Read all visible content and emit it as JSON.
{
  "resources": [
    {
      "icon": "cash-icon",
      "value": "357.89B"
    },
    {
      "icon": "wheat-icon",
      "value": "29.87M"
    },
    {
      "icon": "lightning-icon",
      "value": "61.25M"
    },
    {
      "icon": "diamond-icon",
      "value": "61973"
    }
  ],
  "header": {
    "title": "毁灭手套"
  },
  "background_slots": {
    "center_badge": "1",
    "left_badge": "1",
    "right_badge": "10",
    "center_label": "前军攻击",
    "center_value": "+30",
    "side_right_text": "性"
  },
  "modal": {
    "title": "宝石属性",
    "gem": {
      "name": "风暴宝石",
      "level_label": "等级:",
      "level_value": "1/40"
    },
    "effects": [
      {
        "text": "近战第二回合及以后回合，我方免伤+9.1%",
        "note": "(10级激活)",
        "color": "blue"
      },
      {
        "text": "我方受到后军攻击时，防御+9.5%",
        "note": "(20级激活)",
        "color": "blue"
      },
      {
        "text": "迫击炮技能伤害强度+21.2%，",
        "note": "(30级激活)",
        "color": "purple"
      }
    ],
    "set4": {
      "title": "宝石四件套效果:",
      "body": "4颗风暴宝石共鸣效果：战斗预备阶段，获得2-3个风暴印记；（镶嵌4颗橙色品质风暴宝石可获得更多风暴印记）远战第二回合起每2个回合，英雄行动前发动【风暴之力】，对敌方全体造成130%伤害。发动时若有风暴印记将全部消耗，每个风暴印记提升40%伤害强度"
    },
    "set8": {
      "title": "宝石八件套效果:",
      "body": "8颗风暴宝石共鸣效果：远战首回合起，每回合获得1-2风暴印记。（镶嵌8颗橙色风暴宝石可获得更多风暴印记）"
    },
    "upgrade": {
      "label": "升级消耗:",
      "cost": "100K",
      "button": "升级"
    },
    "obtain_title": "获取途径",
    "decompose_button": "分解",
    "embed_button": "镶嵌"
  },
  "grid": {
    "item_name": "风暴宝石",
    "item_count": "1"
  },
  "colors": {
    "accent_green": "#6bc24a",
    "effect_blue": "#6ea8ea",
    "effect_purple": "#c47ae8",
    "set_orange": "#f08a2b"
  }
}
◇ ◇ ◇ ◇ ◇
### DIRECTIONS:
Reproduce each record exactly as it appears.

### SOLUTION FOR THIS EXERCISE:
Read all visible content and emit it as JSON.
{
  "resources": [
    {
      "icon": "cash-icon",
      "value": "357.89B"
    },
    {
      "icon": "wheat-icon",
      "value": "29.87M"
    },
    {
      "icon": "lightning-icon",
      "value": "61.25M"
    },
    {
      "icon": "diamond-icon",
      "value": "61973"
    }
  ],
  "header": {
    "title": "毁灭手套"
  },
  "background_slots": {
    "center_badge": "1",
    "left_badge": "1",
    "right_badge": "10",
    "center_label": "前军攻击",
    "center_value": "+30",
    "side_right_text": "性"
  },
  "modal": {
    "title": "宝石属性",
    "gem": {
      "name": "风暴宝石",
      "level_label": "等级:",
      "level_value": "1/40"
    },
    "effects": [
      {
        "text": "近战第二回合及以后回合，我方免伤+9.1%",
        "note": "(10级激活)",
        "color": "blue"
      },
      {
        "text": "我方受到后军攻击时，防御+9.5%",
        "note": "(20级激活)",
        "color": "blue"
      },
      {
        "text": "迫击炮技能伤害强度+21.2%，",
        "note": "(30级激活)",
        "color": "purple"
      }
    ],
    "set4": {
      "title": "宝石四件套效果:",
      "body": "4颗风暴宝石共鸣效果：战斗预备阶段，获得2-3个风暴印记；（镶嵌4颗橙色品质风暴宝石可获得更多风暴印记）远战第二回合起每2个回合，英雄行动前发动【风暴之力】，对敌方全体造成130%伤害。发动时若有风暴印记将全部消耗，每个风暴印记提升40%伤害强度"
    },
    "set8": {
      "title": "宝石八件套效果:",
      "body": "8颗风暴宝石共鸣效果：远战首回合起，每回合获得1-2风暴印记。（镶嵌8颗橙色风暴宝石可获得更多风暴印记）"
    },
    "upgrade": {
      "label": "升级消耗:",
      "cost": "100K",
      "button": "升级"
    },
    "obtain_title": "获取途径",
    "decompose_button": "分解",
    "embed_button": "镶嵌"
  },
  "grid": {
    "item_name": "风暴宝石",
    "item_count": "1"
  },
  "colors": {
    "accent_green": "#6bc24a",
    "effect_blue": "#6ea8ea",
    "effect_purple": "#c47ae8",
    "set_orange": "#f08a2b"
  }
}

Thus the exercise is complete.